>> start ROWS
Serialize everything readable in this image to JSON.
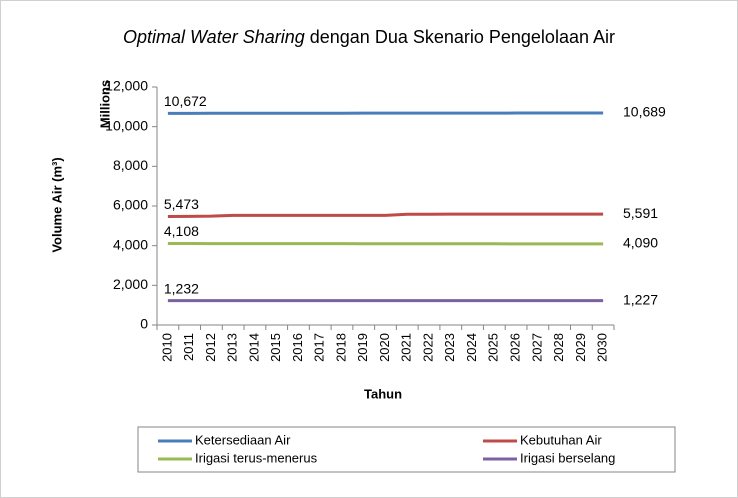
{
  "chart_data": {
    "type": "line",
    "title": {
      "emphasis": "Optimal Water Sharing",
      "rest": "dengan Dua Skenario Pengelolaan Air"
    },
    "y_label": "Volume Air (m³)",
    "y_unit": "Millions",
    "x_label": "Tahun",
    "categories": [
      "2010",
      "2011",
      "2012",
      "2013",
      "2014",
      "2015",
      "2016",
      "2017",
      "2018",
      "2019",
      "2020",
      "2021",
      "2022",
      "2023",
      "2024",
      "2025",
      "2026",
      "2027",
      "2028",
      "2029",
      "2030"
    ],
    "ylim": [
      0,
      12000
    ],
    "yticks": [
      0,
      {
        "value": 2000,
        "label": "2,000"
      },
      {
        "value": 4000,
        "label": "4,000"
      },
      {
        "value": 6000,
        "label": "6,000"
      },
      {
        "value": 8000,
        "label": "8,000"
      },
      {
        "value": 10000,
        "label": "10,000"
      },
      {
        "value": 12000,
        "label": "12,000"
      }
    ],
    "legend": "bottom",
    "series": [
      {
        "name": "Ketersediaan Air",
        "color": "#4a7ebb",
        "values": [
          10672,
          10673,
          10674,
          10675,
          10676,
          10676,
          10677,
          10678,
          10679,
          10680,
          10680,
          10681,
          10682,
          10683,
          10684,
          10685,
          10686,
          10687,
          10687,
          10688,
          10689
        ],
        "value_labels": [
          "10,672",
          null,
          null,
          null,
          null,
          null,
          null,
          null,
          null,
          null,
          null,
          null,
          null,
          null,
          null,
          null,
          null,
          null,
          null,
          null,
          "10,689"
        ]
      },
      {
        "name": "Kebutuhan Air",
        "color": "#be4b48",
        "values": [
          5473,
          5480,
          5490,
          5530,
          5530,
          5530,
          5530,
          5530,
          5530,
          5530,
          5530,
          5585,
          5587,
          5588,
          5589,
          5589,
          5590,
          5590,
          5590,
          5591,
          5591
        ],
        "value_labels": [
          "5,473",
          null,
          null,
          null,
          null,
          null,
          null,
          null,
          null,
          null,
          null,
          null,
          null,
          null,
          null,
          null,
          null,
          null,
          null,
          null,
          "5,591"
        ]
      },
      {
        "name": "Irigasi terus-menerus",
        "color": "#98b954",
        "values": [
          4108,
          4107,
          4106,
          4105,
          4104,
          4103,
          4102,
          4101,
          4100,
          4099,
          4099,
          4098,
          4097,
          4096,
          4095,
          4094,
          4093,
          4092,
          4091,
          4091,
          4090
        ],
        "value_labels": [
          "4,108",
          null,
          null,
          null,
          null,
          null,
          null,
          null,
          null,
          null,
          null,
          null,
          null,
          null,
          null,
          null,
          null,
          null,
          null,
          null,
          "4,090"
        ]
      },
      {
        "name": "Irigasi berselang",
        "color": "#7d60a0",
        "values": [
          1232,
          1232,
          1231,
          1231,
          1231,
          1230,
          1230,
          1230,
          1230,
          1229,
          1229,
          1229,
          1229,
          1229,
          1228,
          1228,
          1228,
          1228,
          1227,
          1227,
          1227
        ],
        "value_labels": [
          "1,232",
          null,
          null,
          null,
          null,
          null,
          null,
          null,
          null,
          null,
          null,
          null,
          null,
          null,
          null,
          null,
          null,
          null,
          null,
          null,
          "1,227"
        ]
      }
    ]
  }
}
>> end ROWS
## JOB
Omit every picture, then reproduce the rest of the listing exactly.

## RESULT
Serialize everything readable in this image to JSON.
{
  "chart_data": {
    "type": "line",
    "title": {
      "emphasis": "Optimal Water Sharing",
      "rest": "dengan Dua Skenario Pengelolaan Air"
    },
    "y_label": "Volume Air (m³)",
    "y_unit": "Millions",
    "x_label": "Tahun",
    "categories": [
      "2010",
      "2011",
      "2012",
      "2013",
      "2014",
      "2015",
      "2016",
      "2017",
      "2018",
      "2019",
      "2020",
      "2021",
      "2022",
      "2023",
      "2024",
      "2025",
      "2026",
      "2027",
      "2028",
      "2029",
      "2030"
    ],
    "ylim": [
      0,
      12000
    ],
    "yticks": [
      0,
      {
        "value": 2000,
        "label": "2,000"
      },
      {
        "value": 4000,
        "label": "4,000"
      },
      {
        "value": 6000,
        "label": "6,000"
      },
      {
        "value": 8000,
        "label": "8,000"
      },
      {
        "value": 10000,
        "label": "10,000"
      },
      {
        "value": 12000,
        "label": "12,000"
      }
    ],
    "legend": "bottom",
    "series": [
      {
        "name": "Ketersediaan Air",
        "color": "#4a7ebb",
        "values": [
          10672,
          10673,
          10674,
          10675,
          10676,
          10676,
          10677,
          10678,
          10679,
          10680,
          10680,
          10681,
          10682,
          10683,
          10684,
          10685,
          10686,
          10687,
          10687,
          10688,
          10689
        ],
        "value_labels": [
          "10,672",
          null,
          null,
          null,
          null,
          null,
          null,
          null,
          null,
          null,
          null,
          null,
          null,
          null,
          null,
          null,
          null,
          null,
          null,
          null,
          "10,689"
        ]
      },
      {
        "name": "Kebutuhan Air",
        "color": "#be4b48",
        "values": [
          5473,
          5480,
          5490,
          5530,
          5530,
          5530,
          5530,
          5530,
          5530,
          5530,
          5530,
          5585,
          5587,
          5588,
          5589,
          5589,
          5590,
          5590,
          5590,
          5591,
          5591
        ],
        "value_labels": [
          "5,473",
          null,
          null,
          null,
          null,
          null,
          null,
          null,
          null,
          null,
          null,
          null,
          null,
          null,
          null,
          null,
          null,
          null,
          null,
          null,
          "5,591"
        ]
      },
      {
        "name": "Irigasi terus-menerus",
        "color": "#98b954",
        "values": [
          4108,
          4107,
          4106,
          4105,
          4104,
          4103,
          4102,
          4101,
          4100,
          4099,
          4099,
          4098,
          4097,
          4096,
          4095,
          4094,
          4093,
          4092,
          4091,
          4091,
          4090
        ],
        "value_labels": [
          "4,108",
          null,
          null,
          null,
          null,
          null,
          null,
          null,
          null,
          null,
          null,
          null,
          null,
          null,
          null,
          null,
          null,
          null,
          null,
          null,
          "4,090"
        ]
      },
      {
        "name": "Irigasi berselang",
        "color": "#7d60a0",
        "values": [
          1232,
          1232,
          1231,
          1231,
          1231,
          1230,
          1230,
          1230,
          1230,
          1229,
          1229,
          1229,
          1229,
          1229,
          1228,
          1228,
          1228,
          1228,
          1227,
          1227,
          1227
        ],
        "value_labels": [
          "1,232",
          null,
          null,
          null,
          null,
          null,
          null,
          null,
          null,
          null,
          null,
          null,
          null,
          null,
          null,
          null,
          null,
          null,
          null,
          null,
          "1,227"
        ]
      }
    ]
  }
}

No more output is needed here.